Le zeppole di San Giuseppe: due leggende a confronto

Le zeppole di San Giuseppe, dolce della tradizione napoletana da secoli vengono preparate in occasione della Festa del Papà, che si celebra il 19 Marzo.

La storia

Le zeppole erano note già nel 500 a. c e nel 1400 divennero il dolce preferito del Vicerè di Napoli, Juan II de Ribagorza.

La forma odierna sarebbe stata inventata nel 1700 dalle suore dello Splendore e della Croce di Lucca o, forse dalle monache di San Basilio.

Ma c’è chi ritiene che l’ideatore delle moderne zeppole sia stato Pintauro, padre della rinomata sfogliatella il quale, modificò le antiche frittelle romane e ispirandosi al gastronomo Ippolito Cavalcanti, arricchì l’impasto con uova, strutto e aromi per poi friggerle due volte, prima nell’olio bollente e poi nello strutto.

Ed è proprio di Cavalcanti, Duca di Buonvicino, la prima ricetta ufficiale, descritta in napoletano nel 1837.

Essa si trova nel Trattato di Cucina Teorico-Pratico.

Come si  potrà leggere fra poche righe, la ricetta originale era preparata con pochi ingredienti: farina, acqua, liquore d’anice, marsala o vino bianco, sale, zucchero e olio per friggere.

Miette ncoppa a lo ffuoco na cazzarola co meza carrafa d’acqua fresca, e no bicchiere de vino janco, e quanno vide ch’accomenz’a fa lle campanelle, e sta p’asci a bollere nce mine a poco a poco miezo ruotolo, o duje tierze de sciore fino, votanno sempe co lo lanatiuro; e quanno la pasta se scosta da tuorno a la cazzarola, allora è fatta, e la lieve mettennola ncoppa a lo tavolillo, co na sodonta d’uoglio; quanno è mezza fredda, che la può manià, la mine co lle mmane per farla schianà si pe caso nce fosse quacche pallottola de sciore: ne farraje tanta tortanielli come solo li zeppole e le friarraje, o co l’uoglio, o co la nzogna, che veneno meglio, attiento che la tiella s’avesse da abbruscià; po co no spruoccolo appuntut le pugnarraje pe farle squiglià e farle venì vacante da dinto; l’accuonce dinto a lo piatto co zuccaro, e mele. Pe farle venì chiu tennere farraje la pasta na jurnata primma”.

Compiti:
a: Ricopia dal testo sulle zeppole di San Giuseppe il tratto che va da "Ed è proprio" fino a "olio per friggere.".
b: Continua il testo sulle zeppole di San Giuseppe a partire dall'ultima frase riportata.

Estratto dei dati:

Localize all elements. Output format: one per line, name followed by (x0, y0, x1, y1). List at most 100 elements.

Risultati:
a:
Ed è proprio di Cavalcanti, Duca di Buonvicino, la prima ricetta ufficiale, descritta in napoletano nel 1837.

Essa si trova nel Trattato di Cucina Teorico-Pratico.

Come si  potrà leggere fra poche righe, la ricetta originale era preparata con pochi ingredienti: farina, acqua, liquore d’anice, marsala o vino bianco, sale, zucchero e olio per friggere.

b:
Due leggende a confronto

La prima risale al tempo della fuga in Egitto della sacra famiglia, quando Giuseppe, assieme Maria e Gesù bambino, fuggì in Egitto a seguito della visita dei Magi, dopo aver appreso che re Erode il Grande intendeva far uccidere i bambini della zona.

Pare che San Giuseppe, per sfamare i suoi cari, dovette affiancare al lavoro di falegname quello di friggitore e venditore ambulante di frittelle.

Poiché i napoletani erano devoti al Santo, nacque la tradizione degli zeppolari di strada, usanza che si è mantenuta fino a qualche anno fa, con il folklore caratteristico dei cittadini partenopei.

La seconda leggenda ci riconduce alle celebrazioni delle Liberalia nell’antica Roma, festa organizzata il 17 Marzo in onore di Bacco e Sileno, divinità dispensatrici del vino e del grano.

Per l’occasione, si bevevano vino e ambrosia accompagnate da squisite frittelle di frumento, immerse nello strutto bollente.

L’imperatore Teodosio II, successivamente proibì qualsiasi culto pagano, ciononostante l’usanza di mangiare frittelle si mantenne anche se venne spostata al 19 Marzo, che nel 1968, divenne il giorno dedicato alla festa del papà. 

Perché il 19 Marzo?

In un paese storicamente agricolo, nel corso dei secoli le feste religiose si sono sovrapposte ai riti pagani che scandivano l’avvicendarsi delle stagioni. Il giorno di San Giuseppe in effetti coincideva con la fine dell’inverno, momento in cui si celebravano i riti di purificazione agraria.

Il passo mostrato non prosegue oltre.